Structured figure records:
•••
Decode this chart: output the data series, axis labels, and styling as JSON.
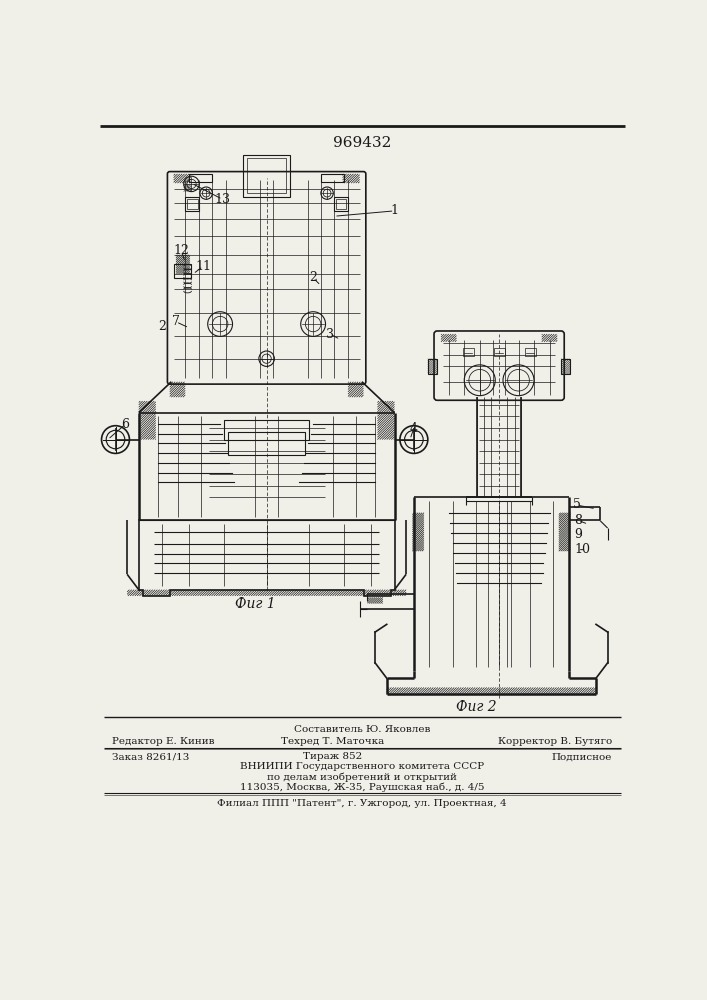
{
  "patent_number": "969432",
  "fig1_caption": "Фиг 1",
  "fig2_caption": "Фиг 2",
  "footer_line1_center": "Составитель Ю. Яковлев",
  "footer_line2_left": "Редактор Е. Кинив",
  "footer_line2_center": "Техред Т. Маточка",
  "footer_line2_right": "Корректор В. Бутяго",
  "footer_line3_left": "Заказ 8261/13",
  "footer_line3_center": "Тираж 852",
  "footer_line3_right": "Подписное",
  "footer_line4": "ВНИИПИ Государственного комитета СССР",
  "footer_line5": "по делам изобретений и открытий",
  "footer_line6": "113035, Москва, Ж-35, Раушская наб., д. 4/5",
  "footer_line7": "Филиал ППП \"Патент\", г. Ужгород, ул. Проектная, 4",
  "bg_color": "#f0efe8",
  "line_color": "#1a1a1a"
}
•••
• INSTRUCTIONS FOR THE TASK: What comes back should match the records exactly, minus any pictures.

• EXPECTED OUTPUT:
Decode this chart: output the data series, axis labels, and styling as JSON.
{
  "patent_number": "969432",
  "fig1_caption": "Фиг 1",
  "fig2_caption": "Фиг 2",
  "footer_line1_center": "Составитель Ю. Яковлев",
  "footer_line2_left": "Редактор Е. Кинив",
  "footer_line2_center": "Техред Т. Маточка",
  "footer_line2_right": "Корректор В. Бутяго",
  "footer_line3_left": "Заказ 8261/13",
  "footer_line3_center": "Тираж 852",
  "footer_line3_right": "Подписное",
  "footer_line4": "ВНИИПИ Государственного комитета СССР",
  "footer_line5": "по делам изобретений и открытий",
  "footer_line6": "113035, Москва, Ж-35, Раушская наб., д. 4/5",
  "footer_line7": "Филиал ППП \"Патент\", г. Ужгород, ул. Проектная, 4",
  "bg_color": "#f0efe8",
  "line_color": "#1a1a1a"
}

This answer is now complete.